> [GIVEN TEXT]:
BAYLY, Nathaniel (c.1726-98), of Epsom, Surr. and Shipton House, Abingdon, Berks.

Published in The History of Parliament: the House of Commons 1754-1790, ed. L. Namier, J. Brooke., 1964
Available from Boydell and Brewer

Constituency

Dates

8 Feb. 1770 - 1774
1774 - Mar. 1779

Family and Education

b. c.1726. m. (1) 3 May 1767, Elizabeth, da. of Hon. Charles Ingram, M.P., sis. of Charles, 9th Visct. Irwin s.p.; (2) 18 Mar. 1773, Sophia Magdalena Lamack of Clapham, 2s. 4da.

Offices Held

Biography

The Baylys were already Jamaica planters early in the 18th century,1 but retained their connexion with Westbury, where Nathaniel was born.2Bayly’s nephew, Bryan Edwards, M.P., in an autobiographical sketch prefixed to his History of the West Indies, states that his uncle came to England in 1759, and settled in London ‘in a high and elegant style of life’. With Abingdon Bayly had no previous connexion but was invited to contest it in 1768, obviously as one capable of bearing the expense; defeated on the poll by two votes, he was seated on petition, 8 Feb. 1770. In the House he acted with the Opposition; spoke on 19 Mar. 1770 against Clavering’s motion attacking the City remonstrance;3 and on 20 Mar. 1771, over the printers’ case, for allowing counsel to the lord mayor.4 His four recorded votes in this Parliament were all given on the Opposition side, and over the royal marriage bill, in March 1772, he was classed by Robinson as ‘contra, present’; but, with undue optimism, as ‘hopeful’ in 1774, perhaps because of his connexion with Lord Irwin, a Government supporter.

In 1774 Bayly seemed to apprehend the defeat he was to suffer at Abingdon. According to the London Chronicle of 1 October, by ‘a piece of ill-judged thrift’ he withdrew his subscriptions to local celebrations and races; and he safeguarded himself by standing also at Westbury on Lord Abingdon’s interest. Still, when the Abingdon election was declared void, Bayly applied for the Chiltern Hundreds in order to contest the borough once more, but was refused them by Lord North, to prevent ‘vexatious opposition’. During the next four years the ruin which, according to him, the Government’s American policy spelt for the West Indies and himself, and the neglect of the interests and safety of the islands, were the theme of most of Bayly’s speeches, spiced with far-fetched imputations against ministers of shaping their measures with a view to enriching their favourites and dependants. He spoke repeatedly against the American prohibitory bill—it was ‘madness in Administration to ... put the nation to so immense an expense of blood and treasure’ in order to establish an arbitrary right to tax America, ‘which the minister confessed he never meant to make use of’ (1 Dec. 1775). And on 11 Dec., criticizing the way in which the measure was sprung on those concerned—

In order to wreak the revenge of a vindictive ministry on the Americans, you are now going to ruin all the plantations in the West-India islands, and to give their present produce up for plunder to your sailors, before the inhabitants can have any notice of your intentions.

> [DESCRIPTION OF THE TASK]: Carry on the biography of Nathaniel Bayly from the point where it ends, in the same formal register.

> [DATASET CONTENT]:
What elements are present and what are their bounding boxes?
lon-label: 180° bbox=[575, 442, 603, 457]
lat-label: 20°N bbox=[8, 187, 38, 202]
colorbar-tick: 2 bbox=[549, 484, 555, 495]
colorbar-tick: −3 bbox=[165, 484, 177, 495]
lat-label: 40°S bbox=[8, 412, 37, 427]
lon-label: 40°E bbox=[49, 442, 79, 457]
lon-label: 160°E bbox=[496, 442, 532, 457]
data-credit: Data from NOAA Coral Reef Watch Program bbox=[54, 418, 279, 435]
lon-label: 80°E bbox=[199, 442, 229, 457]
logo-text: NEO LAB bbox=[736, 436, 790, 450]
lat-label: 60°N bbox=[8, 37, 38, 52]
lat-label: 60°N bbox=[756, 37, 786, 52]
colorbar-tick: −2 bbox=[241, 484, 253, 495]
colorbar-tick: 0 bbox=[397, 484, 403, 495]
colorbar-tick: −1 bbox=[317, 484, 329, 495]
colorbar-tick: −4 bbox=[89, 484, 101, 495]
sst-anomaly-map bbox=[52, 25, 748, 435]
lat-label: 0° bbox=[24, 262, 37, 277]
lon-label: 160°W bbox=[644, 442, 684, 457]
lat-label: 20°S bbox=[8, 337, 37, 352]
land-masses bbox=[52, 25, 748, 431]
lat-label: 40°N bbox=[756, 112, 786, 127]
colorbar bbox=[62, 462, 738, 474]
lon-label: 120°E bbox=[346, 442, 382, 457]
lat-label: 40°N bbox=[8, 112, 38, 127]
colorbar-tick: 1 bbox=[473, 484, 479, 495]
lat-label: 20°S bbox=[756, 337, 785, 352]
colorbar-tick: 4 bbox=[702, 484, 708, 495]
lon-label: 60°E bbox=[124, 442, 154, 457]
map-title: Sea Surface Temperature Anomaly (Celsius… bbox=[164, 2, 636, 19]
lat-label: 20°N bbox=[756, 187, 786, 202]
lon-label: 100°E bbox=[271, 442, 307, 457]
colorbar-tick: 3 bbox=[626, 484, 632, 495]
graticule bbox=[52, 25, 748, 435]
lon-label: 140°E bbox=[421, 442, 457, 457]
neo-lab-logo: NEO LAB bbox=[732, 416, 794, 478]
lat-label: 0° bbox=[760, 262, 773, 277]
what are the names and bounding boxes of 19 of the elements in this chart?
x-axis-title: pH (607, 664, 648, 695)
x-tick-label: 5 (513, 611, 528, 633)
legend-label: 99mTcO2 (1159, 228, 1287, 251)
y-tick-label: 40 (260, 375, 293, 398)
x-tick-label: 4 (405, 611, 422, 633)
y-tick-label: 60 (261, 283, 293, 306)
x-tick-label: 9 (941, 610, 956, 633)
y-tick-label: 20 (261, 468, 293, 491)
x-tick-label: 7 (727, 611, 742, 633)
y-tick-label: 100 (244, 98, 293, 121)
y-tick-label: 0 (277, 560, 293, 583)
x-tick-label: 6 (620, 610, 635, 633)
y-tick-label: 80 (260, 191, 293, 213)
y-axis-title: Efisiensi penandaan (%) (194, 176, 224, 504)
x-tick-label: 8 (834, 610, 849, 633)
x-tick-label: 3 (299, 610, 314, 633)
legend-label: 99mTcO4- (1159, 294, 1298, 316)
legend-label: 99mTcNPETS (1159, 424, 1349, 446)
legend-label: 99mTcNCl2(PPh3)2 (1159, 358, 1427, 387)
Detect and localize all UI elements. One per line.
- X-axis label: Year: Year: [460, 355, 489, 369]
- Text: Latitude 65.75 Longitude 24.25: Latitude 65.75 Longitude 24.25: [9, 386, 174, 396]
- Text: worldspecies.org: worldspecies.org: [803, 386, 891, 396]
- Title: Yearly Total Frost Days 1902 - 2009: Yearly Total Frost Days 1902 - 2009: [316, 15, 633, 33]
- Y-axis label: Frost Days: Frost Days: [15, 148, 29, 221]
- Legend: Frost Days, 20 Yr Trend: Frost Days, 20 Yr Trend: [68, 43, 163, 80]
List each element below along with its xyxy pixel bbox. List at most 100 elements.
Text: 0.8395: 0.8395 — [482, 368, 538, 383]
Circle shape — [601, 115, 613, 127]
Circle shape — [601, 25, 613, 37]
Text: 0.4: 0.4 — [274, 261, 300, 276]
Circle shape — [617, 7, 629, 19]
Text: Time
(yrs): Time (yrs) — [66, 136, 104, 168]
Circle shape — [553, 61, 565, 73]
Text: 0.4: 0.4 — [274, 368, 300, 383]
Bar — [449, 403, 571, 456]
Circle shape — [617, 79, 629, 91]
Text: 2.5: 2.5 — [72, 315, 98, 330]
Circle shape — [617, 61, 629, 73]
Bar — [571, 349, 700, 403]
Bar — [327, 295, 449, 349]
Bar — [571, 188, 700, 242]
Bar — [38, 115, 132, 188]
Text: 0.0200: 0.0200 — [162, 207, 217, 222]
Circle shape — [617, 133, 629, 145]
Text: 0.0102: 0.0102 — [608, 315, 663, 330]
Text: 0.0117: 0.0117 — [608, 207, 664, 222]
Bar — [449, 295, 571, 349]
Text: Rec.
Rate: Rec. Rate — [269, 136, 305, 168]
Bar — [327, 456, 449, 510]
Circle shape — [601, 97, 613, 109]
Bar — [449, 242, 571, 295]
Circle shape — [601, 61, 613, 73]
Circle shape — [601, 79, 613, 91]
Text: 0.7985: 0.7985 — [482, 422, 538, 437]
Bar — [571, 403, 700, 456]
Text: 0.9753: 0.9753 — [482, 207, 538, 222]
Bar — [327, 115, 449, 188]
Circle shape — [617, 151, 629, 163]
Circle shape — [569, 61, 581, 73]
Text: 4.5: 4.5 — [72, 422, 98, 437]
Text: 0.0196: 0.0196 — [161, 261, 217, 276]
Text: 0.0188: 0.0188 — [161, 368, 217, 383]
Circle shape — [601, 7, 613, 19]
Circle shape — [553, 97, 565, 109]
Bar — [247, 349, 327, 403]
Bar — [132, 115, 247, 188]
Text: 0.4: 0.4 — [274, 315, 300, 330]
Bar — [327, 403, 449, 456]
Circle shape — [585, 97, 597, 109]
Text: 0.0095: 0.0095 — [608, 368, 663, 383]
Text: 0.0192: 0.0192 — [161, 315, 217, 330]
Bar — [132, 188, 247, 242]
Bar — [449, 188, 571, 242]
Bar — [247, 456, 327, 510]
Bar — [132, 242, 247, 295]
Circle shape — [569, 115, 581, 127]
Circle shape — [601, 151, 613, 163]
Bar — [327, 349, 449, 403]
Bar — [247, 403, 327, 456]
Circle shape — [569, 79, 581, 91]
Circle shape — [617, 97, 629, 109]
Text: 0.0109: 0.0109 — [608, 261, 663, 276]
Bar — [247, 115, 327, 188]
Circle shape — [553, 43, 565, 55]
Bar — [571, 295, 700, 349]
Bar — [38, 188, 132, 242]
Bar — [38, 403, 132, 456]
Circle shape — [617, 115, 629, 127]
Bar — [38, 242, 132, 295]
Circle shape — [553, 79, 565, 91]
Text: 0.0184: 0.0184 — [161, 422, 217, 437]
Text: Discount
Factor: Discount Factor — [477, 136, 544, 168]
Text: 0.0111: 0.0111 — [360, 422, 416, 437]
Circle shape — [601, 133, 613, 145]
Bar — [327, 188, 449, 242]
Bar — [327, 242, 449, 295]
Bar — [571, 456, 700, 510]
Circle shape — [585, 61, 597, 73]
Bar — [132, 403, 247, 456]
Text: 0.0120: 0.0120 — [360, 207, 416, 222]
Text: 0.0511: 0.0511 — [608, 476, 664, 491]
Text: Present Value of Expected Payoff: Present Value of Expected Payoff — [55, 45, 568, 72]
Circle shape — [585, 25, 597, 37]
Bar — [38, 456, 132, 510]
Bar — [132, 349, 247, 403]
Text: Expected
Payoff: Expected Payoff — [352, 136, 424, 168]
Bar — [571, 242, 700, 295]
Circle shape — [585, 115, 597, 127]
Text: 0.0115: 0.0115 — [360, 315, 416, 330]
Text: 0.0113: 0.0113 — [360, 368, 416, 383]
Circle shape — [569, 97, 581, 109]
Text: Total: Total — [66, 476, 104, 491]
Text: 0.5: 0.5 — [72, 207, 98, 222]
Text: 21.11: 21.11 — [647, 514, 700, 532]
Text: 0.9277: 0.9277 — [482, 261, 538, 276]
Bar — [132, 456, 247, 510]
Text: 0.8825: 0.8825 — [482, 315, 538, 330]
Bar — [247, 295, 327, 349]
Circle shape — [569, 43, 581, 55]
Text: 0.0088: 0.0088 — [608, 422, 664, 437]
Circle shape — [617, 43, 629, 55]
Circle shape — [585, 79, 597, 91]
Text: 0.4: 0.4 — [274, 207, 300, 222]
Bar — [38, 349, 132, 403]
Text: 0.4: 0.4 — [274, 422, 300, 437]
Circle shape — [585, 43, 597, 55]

> [RESPONSE AREA]:
On 21 Dec:

He was well informed, nay he was fully convinced, that the inhabitants of those islands must be starved; and though they should not, their crops must be left, as they had not nearly lumber enough to save the present; that such being the case, the proprietors must be ruined, and the consequences would in the end reach the merchants, so as, he feared, to bring on a general bankruptcy among those in any manner concerned or interested in the West-India trade.5

In the budget debate, 15 May 1777, he criticized the terms of the Government’s rum contract at 5s. 3d. per gallon, and offered to supply ‘any quantity of Jamaica rum’ at 2s. 2d. per gallon.6 To his apparent indignation, the offer was not accepted.7 On 26 Nov. 1777, alarmed at the weakness of the defence of Jamaica, he offered a wager to John Buller sen., a lord of the Admiralty, who denied it: to lay 23 or 2,300 guineas that there were not as many as 23 ships there. On 27 Nov. 1778 he returned to the same charge, warning the House that a French invasion of Jamaica was imminent, and that the ministry had shamefully neglected its defences.8

He made his last speech in the House of Commons on 1 Mar. 1779, when he objected to the additional tax on sugar imposed by the budget: he and his family paid duties to the value of 30,000 a year, and the additional tax of 5 per cent would affect his property very greatly.9 But ‘one circumstance which, with many others of a similar nature, might easily account for the great desire his Majesty’s ministers had to continue the war’ was that Lord George Germain’s son, appointed by his father receiver general of Jamaica, was drawing 5 per cent on the public receipt which on a war footing amounted to 70,000 p.a. A month later, having to attend to ‘affairs of consequence’ to himself in the West Indies, Bayly resigned his seat as unable ‘to fulfil the duties of it’. He added: ‘my conduct in Parliament has never been influenced by any person or party whatever.’10 His name appears in six out of seven extant division lists, 1774-9, and always on the Opposition side; over the contractors bill, 12 Feb. 1779, he was classed by Robinson as ‘contra, absent’. Subsequently he made several attempts to return to the House. In May 1783 he was reported to have declared his candidature at Abingdon but to have declined ‘after a close canvass’;11 in January 1784, to be opposing the re-election of Sir George Yonge at Honiton;12 and at the general election to be canvassing Abingdon once more—but he did not stand a poll.13

He died in Jamaica October 1798.

Ref Volumes: 1754-1790

Author: J. A. Cannon

Notes

  • 1. N. Q. cxcii. 16; J. H. Lawrence, Monumental Inscriptions of Brit. W. Indies, 238.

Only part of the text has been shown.